## TEXTE À LIRE:
Et puis lorsqu'il y a un sacrifice (poulet, mouton...) ça veut dire que les gens mangent de la viande après... rien ne se perd, pas de gâchis...

Et finalement surtout des questions. Que suis-je allé chercher dans ce pays, depuis six ans que j'y retourne presque régulièrement ? Comme le sujet de mon film se trouve par la force (ou l'inertie) des choses modifié, perturbé, décalé par rapport au projet initial, je dois reconstruire un fil conducteur, et ça me pousse à creuser, à me creuser le ciboulot.


Juste avant de repartir, j'ai passé une soirée avec mon pote Didier B., et on a causé de nos histoires, celles de deux Français qui aiment beaucoup l'Afrique au point d'y aller tourner des films...

Bien sûr, on a des idées, on a des choses à raconter : montrer la situation de ces pays, de leurs habitants, chercher à s'inscrire en faux contre "ce qu'on dit", "ce que la télé montre", parler des restes bien vivaces de la colonisation et de ses nouvelles formes, dénoncer les agissements des corrompus et des corrupteurs, montrer les dégâts ainsi causés. Parler de l'envahissement par les Chinois, par les Américains qui nous doublent sur la droite, "nous, colonisateurs depuis si longtemps" qui aurions acquis une sorte de droit d'aînesse, d'ancienneté...

Oui, et encore diriger les projecteurs, l'œil de nos caméras vers les Africain(e)s qui ne cèdent pas à la fatalité, celles et ceux qui se bougent, qui mènent à bien des initiatives dans un contexte ou l'esprit d'entreprise par les locaux n'est pas, doux euphémisme, encouragé ? Et ainsi faire la démonstration qu'il y a de l'espoir, que l'avenir de l'Afrique est entre les mains des Africain(e)s...

Non mais la question à laquelle nous n'échapperons pas, Didier pas plus que moi, c'est : mais qu'allons nous chercher là-bas que nous ne trouvons pas ici, quelle est la curiosité qui nous pousse à y retourner encore et encore, puisque nous sommes des balayeurs (balayer d'un mouvement de caméra...), pourquoi ne balayons pas d'abord devant notre porte ?


J'ai des réponses depuis longtemps. Elle m'ont satisfait pendant des années. Je disais qu'aller en Afrique me faisait du bien, me permettait de renouer avec certaines valeurs disparues, enterrées depuis longtemps en occident, et aussi de me confronter à des civilisations, à des systèmes de référence tellement éloignés des miens que ça me bougeait, me perturbait et que ces turbulences intérieures m'étaient profitables pour l'exercice sacro-saint de la remise en question permanente...

Dans un autre registre, je me sentais comme investi d'une mission, celle de faire connaître dans mes contrées le mode de vie des Africains, frères et sœurs d'Afrique. Enfin, si l'on commence comme ça, on peut dérouler une kyrielle de réponses, sans jamais se poser la question centrale, celle du pourquoi nous, pourquoi je vais faire des films là-bas...

## CONSIGNES:
1 - D'après le texte sur les tournages en Afrique, depuis combien d'années la personne qui écrit retourne-t-elle presque régulièrement dans ce pays ?
2 - Rédigez la suite du texte sur les tournages en Afrique à partir de sa dernière phrase.

Listes de coordonnées des cadres
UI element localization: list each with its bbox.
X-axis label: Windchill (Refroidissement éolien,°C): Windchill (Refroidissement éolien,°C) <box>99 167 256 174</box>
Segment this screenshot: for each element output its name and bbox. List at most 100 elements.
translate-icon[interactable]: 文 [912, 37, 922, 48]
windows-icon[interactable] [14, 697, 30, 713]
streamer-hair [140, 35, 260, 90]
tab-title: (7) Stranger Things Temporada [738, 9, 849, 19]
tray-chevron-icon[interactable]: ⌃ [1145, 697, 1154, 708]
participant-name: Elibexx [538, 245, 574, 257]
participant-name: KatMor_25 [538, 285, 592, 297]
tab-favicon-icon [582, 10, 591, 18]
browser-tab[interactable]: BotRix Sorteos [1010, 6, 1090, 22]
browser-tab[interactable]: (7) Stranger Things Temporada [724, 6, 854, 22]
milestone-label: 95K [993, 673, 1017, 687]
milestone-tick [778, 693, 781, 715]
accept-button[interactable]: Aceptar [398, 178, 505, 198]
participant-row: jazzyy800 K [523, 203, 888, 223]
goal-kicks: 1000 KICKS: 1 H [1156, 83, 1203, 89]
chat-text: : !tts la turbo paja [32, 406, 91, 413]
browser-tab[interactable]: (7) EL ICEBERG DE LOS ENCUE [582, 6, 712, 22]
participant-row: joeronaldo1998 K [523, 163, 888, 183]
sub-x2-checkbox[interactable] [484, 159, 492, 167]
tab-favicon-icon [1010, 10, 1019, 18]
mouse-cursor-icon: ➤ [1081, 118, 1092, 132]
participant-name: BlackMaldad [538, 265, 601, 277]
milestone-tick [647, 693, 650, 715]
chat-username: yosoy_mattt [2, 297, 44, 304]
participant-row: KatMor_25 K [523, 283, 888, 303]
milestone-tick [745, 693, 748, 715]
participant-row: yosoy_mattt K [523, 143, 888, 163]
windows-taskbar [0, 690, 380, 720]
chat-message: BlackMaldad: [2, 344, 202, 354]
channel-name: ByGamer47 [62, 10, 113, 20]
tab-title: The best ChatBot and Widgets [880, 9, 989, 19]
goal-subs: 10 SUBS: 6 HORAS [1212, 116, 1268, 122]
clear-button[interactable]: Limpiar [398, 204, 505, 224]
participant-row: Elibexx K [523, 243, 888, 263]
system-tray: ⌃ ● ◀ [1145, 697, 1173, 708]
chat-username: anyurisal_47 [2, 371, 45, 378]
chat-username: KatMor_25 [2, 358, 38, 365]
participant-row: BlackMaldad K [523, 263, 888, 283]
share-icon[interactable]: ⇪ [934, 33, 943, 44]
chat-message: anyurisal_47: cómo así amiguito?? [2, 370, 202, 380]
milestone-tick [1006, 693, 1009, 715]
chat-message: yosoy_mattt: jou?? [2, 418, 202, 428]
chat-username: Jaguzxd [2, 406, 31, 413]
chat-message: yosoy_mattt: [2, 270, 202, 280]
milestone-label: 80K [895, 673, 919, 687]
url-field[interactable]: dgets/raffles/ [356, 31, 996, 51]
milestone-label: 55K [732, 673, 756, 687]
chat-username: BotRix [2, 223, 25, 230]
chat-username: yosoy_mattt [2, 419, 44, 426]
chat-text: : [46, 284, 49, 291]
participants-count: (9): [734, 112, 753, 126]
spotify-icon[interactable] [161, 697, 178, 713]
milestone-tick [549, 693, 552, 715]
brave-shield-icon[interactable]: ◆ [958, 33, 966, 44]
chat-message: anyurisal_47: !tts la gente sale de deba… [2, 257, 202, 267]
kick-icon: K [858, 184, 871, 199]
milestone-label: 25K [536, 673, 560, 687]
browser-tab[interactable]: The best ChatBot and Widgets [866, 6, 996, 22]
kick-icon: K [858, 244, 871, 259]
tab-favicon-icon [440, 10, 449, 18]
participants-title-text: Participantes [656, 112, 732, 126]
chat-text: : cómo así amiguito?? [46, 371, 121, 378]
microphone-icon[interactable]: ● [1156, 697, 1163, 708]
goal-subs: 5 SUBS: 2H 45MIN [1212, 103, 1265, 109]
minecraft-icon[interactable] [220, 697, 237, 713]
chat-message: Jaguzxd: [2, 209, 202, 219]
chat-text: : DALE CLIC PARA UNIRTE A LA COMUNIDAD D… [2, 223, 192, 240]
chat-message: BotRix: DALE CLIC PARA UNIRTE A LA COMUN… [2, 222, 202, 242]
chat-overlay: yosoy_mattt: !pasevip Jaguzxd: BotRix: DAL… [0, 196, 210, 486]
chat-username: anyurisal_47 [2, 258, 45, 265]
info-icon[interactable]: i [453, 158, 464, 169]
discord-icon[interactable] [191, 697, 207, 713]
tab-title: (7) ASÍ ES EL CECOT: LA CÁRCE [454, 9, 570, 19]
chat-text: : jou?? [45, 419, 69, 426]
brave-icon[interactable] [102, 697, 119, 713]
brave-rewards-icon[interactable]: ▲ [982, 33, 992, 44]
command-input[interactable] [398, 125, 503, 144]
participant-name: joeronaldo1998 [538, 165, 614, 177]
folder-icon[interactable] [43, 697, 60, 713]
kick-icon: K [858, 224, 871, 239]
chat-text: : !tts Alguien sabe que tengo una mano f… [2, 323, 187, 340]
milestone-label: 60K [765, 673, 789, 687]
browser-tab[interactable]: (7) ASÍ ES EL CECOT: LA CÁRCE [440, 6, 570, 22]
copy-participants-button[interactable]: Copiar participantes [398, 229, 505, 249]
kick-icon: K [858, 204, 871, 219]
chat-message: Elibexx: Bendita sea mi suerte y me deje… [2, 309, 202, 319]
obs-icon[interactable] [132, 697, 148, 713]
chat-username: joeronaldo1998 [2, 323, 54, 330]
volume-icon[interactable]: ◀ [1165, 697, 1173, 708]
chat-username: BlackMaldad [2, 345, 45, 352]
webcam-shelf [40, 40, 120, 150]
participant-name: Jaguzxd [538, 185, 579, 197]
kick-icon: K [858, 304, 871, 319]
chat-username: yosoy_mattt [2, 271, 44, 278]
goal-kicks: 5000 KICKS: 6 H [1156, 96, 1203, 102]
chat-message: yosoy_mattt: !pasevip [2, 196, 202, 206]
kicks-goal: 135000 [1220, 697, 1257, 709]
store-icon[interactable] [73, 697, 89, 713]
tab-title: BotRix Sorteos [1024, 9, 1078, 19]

## CORRIGÉ DE L'EXERCICE:
1 - Depuis six ans.

2 -
Je ne suis pas ethnologue, pas plus anthropologue, je n'ai pas lu tout Levy-Strauss, j'ai bien éclusé quand même les souvenirs et "impressions d'Afrique" de Miche Leiris (dans "l'Afrique fantôme", qui a été mon livre de chevet durant des mois et des mois), j'ai vu les films, lu les livres sur les Dogons après avoir passé du temps chez eux... Bref je ne suis pas un savant mais j'aime aller en Afrique et regarder ce qu'il s'y passe, trouver ce que je peux montrer avec "la bienveillance" généreuse qui caractérise mon attitude de cinéaste documentariste filmant en Afrique.


C'est sain, de se poser des questions... Pendant ce temps, là-bas, on plante des champs immenses d'OGM, on accueille à bras ouverts tout ce qui vient du reste du monde et qui concurrence déloyalement la production locale depuis qu'on a adhéré à l'OMC, et on envoie des nouveaux esclaves au fond des puits de mine pour "cueillir" les minerais précieux sans lesquels la fabrication de nos jolis téléphones portables ne serait pas possible...

Où je veux en venir, avec mes histoires ?

Je veux juste dire que maintenant que je vais aborder le montage de ces films, le camerounais de l'an dernier sur la souveraineté alimentaire et le burkinabé de fin 2009 (commencé cinq ans auparavant), j'aurai ces interrogations en tête, dont je ne sortirai qu'en cherchant, jusqu'à que je le trouve, le moyen de me les approprier et de les raconter, à travers les films, à qui voudra bien venir les voir.

Autrement dit, l'enjeu consiste à assumer ce que je filme et pourquoi je le filme, sans rester planqué derrière la caméra. Enthousiasmant mais pas gagné d'avance...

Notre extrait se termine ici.